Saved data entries

◇ ◇ ◇

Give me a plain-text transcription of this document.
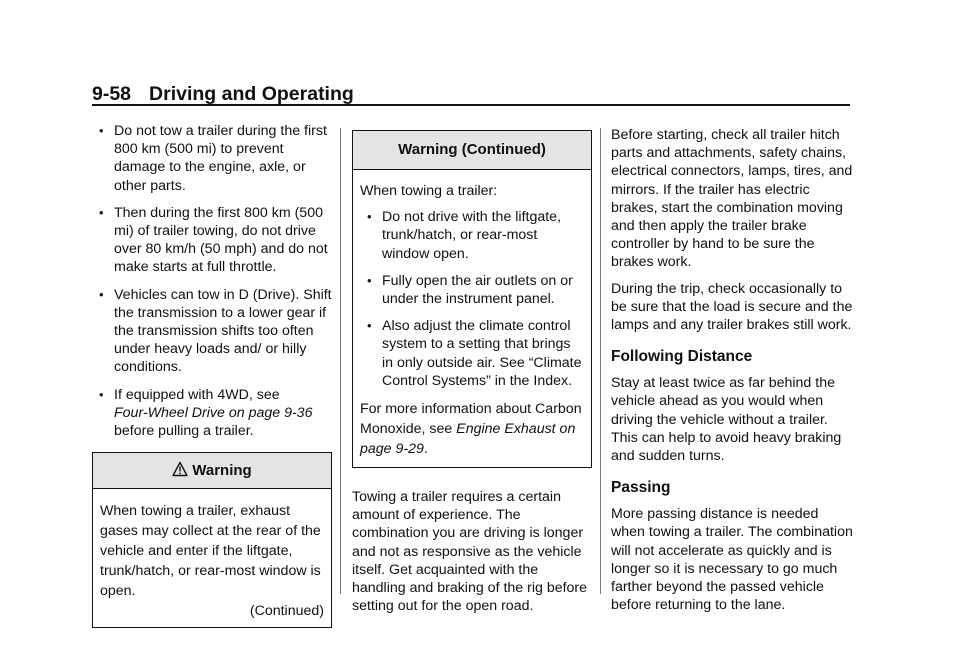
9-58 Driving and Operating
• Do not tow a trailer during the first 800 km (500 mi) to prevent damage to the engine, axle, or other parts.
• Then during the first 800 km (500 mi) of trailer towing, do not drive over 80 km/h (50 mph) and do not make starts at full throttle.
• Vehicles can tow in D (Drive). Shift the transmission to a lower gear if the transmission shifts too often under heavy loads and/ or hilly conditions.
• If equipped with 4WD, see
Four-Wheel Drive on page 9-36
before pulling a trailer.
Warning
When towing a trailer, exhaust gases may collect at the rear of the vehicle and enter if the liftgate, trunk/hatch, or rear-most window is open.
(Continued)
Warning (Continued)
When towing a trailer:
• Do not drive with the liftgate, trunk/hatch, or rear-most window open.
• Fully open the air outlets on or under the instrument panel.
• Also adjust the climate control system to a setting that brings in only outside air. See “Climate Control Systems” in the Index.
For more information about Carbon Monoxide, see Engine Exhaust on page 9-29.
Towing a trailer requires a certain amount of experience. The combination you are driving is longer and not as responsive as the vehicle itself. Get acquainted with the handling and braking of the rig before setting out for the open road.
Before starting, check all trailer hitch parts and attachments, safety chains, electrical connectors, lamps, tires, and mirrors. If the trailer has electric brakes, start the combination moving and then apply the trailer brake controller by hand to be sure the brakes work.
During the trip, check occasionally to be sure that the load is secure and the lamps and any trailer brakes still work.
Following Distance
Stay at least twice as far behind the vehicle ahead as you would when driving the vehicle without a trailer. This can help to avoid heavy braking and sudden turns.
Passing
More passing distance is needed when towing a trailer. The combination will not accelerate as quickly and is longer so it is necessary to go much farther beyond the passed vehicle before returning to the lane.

◇ ◇ ◇

● **Aim**:
Report every line in the data above in which the word "that" appears.

● **Task response**:
• Also adjust the climate control system to a setting that brings in only outside air. See “Climate Control Systems” in the Index.
During the trip, check occasionally to be sure that the load is secure and the lamps and any trailer brakes still work.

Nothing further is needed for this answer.